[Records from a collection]

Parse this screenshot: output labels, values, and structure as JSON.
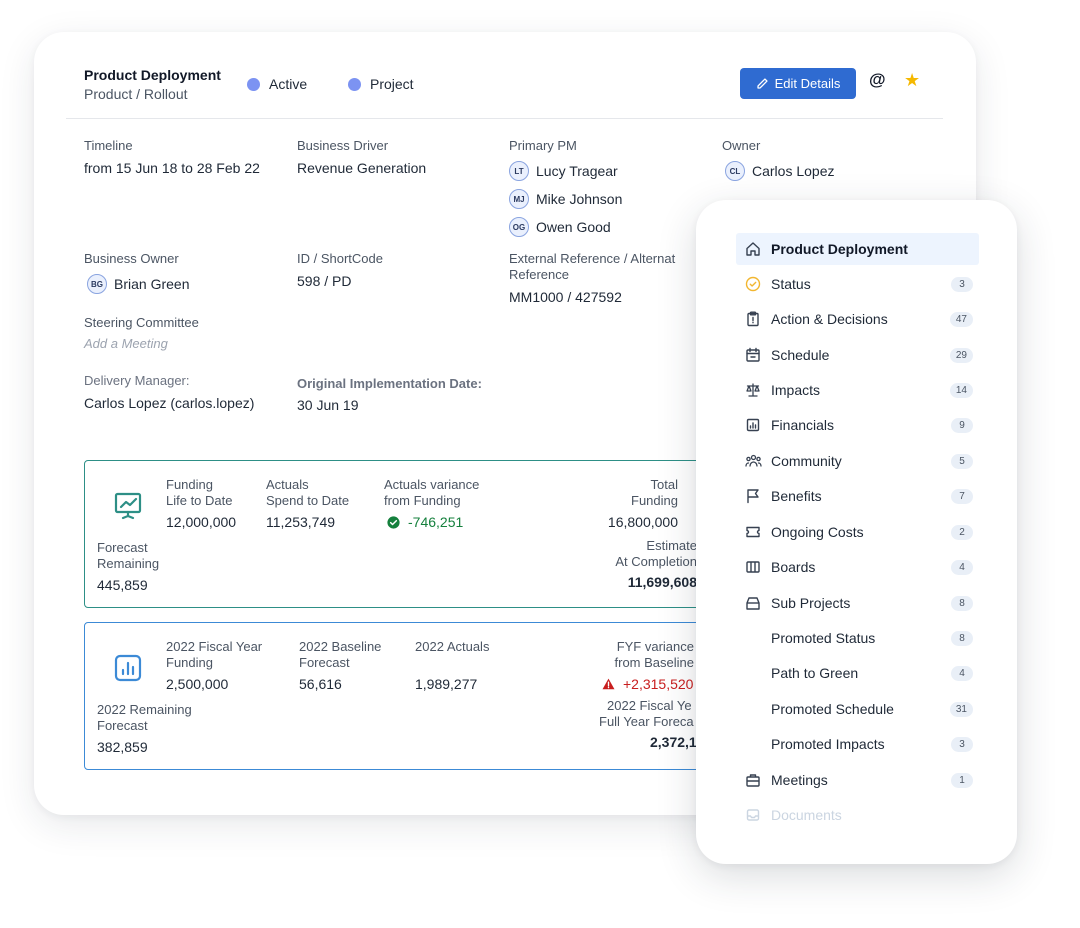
{
  "header": {
    "title": "Product Deployment",
    "subtitle": "Product / Rollout",
    "status_pills": [
      "Active",
      "Project"
    ],
    "edit_label": "Edit Details",
    "at_symbol": "@",
    "star_symbol": "★"
  },
  "details": {
    "timeline_label": "Timeline",
    "timeline_value": "from 15 Jun 18 to 28 Feb 22",
    "business_driver_label": "Business Driver",
    "business_driver_value": "Revenue Generation",
    "primary_pm_label": "Primary PM",
    "primary_pms": [
      {
        "initials": "LT",
        "name": "Lucy Tragear"
      },
      {
        "initials": "MJ",
        "name": "Mike Johnson"
      },
      {
        "initials": "OG",
        "name": "Owen Good"
      }
    ],
    "owner_label": "Owner",
    "owner": {
      "initials": "CL",
      "name": "Carlos Lopez"
    },
    "business_owner_label": "Business Owner",
    "business_owner": {
      "initials": "BG",
      "name": "Brian Green"
    },
    "id_label": "ID / ShortCode",
    "id_value": "598 / PD",
    "ext_ref_label_line1": "External Reference / Alternat",
    "ext_ref_label_line2": "Reference",
    "ext_ref_value": "MM1000 / 427592",
    "steering_label": "Steering Committee",
    "steering_placeholder": "Add a Meeting",
    "delivery_manager_label": "Delivery Manager:",
    "delivery_manager_value": "Carlos Lopez (carlos.lopez)",
    "orig_impl_label": "Original Implementation Date:",
    "orig_impl_value": "30 Jun 19"
  },
  "funding_box": {
    "funding_label_1": "Funding",
    "funding_label_2": "Life to Date",
    "funding_value": "12,000,000",
    "actuals_label_1": "Actuals",
    "actuals_label_2": "Spend to Date",
    "actuals_value": "11,253,749",
    "variance_label_1": "Actuals variance",
    "variance_label_2": "from Funding",
    "variance_value": "-746,251",
    "total_label_1": "Total",
    "total_label_2": "Funding",
    "total_value": "16,800,000",
    "forecast_label_1": "Forecast",
    "forecast_label_2": "Remaining",
    "forecast_value": "445,859",
    "estimate_label_1": "Estimate",
    "estimate_label_2": "At Completion",
    "estimate_value": "11,699,608"
  },
  "fiscal_box": {
    "fy_funding_label_1": "2022 Fiscal Year",
    "fy_funding_label_2": "Funding",
    "fy_funding_value": "2,500,000",
    "baseline_label_1": "2022 Baseline",
    "baseline_label_2": "Forecast",
    "baseline_value": "56,616",
    "actuals_label": "2022 Actuals",
    "actuals_value": "1,989,277",
    "fyf_label_1": "FYF variance",
    "fyf_label_2": "from Baseline",
    "fyf_value": "+2,315,520",
    "remaining_label_1": "2022 Remaining",
    "remaining_label_2": "Forecast",
    "remaining_value": "382,859",
    "fullyear_label_1": "2022 Fiscal Ye",
    "fullyear_label_2": "Full Year Foreca",
    "fullyear_value": "2,372,1"
  },
  "menu": {
    "items": [
      {
        "label": "Product Deployment",
        "icon": "home-icon"
      },
      {
        "label": "Status",
        "badge": "3",
        "icon": "check-circle-icon"
      },
      {
        "label": "Action & Decisions",
        "badge": "47",
        "icon": "clipboard-icon"
      },
      {
        "label": "Schedule",
        "badge": "29",
        "icon": "calendar-icon"
      },
      {
        "label": "Impacts",
        "badge": "14",
        "icon": "scale-icon"
      },
      {
        "label": "Financials",
        "badge": "9",
        "icon": "bar-chart-icon"
      },
      {
        "label": "Community",
        "badge": "5",
        "icon": "people-icon"
      },
      {
        "label": "Benefits",
        "badge": "7",
        "icon": "flag-icon"
      },
      {
        "label": "Ongoing Costs",
        "badge": "2",
        "icon": "ticket-icon"
      },
      {
        "label": "Boards",
        "badge": "4",
        "icon": "columns-icon"
      },
      {
        "label": "Sub Projects",
        "badge": "8",
        "icon": "stack-icon"
      },
      {
        "label": "Promoted Status",
        "badge": "8"
      },
      {
        "label": "Path to Green",
        "badge": "4"
      },
      {
        "label": "Promoted Schedule",
        "badge": "31"
      },
      {
        "label": "Promoted Impacts",
        "badge": "3"
      },
      {
        "label": "Meetings",
        "badge": "1",
        "icon": "briefcase-icon"
      },
      {
        "label": "Documents",
        "icon": "tray-icon"
      }
    ]
  },
  "colors": {
    "accent": "#2f6bd1",
    "pill_dot": "#7c93f2",
    "teal_border": "#2d8f86",
    "blue_border": "#3c8ad6",
    "positive": "#15803d",
    "negative": "#c81e1e",
    "star": "#f5b800",
    "menu_active_bg": "#edf4fe"
  }
}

The problem: Lines that include the word "Lopez" are to be extracted from the data above.

Output of the task:
      "name": "Carlos Lopez"
    "delivery_manager_value": "Carlos Lopez (carlos.lopez)",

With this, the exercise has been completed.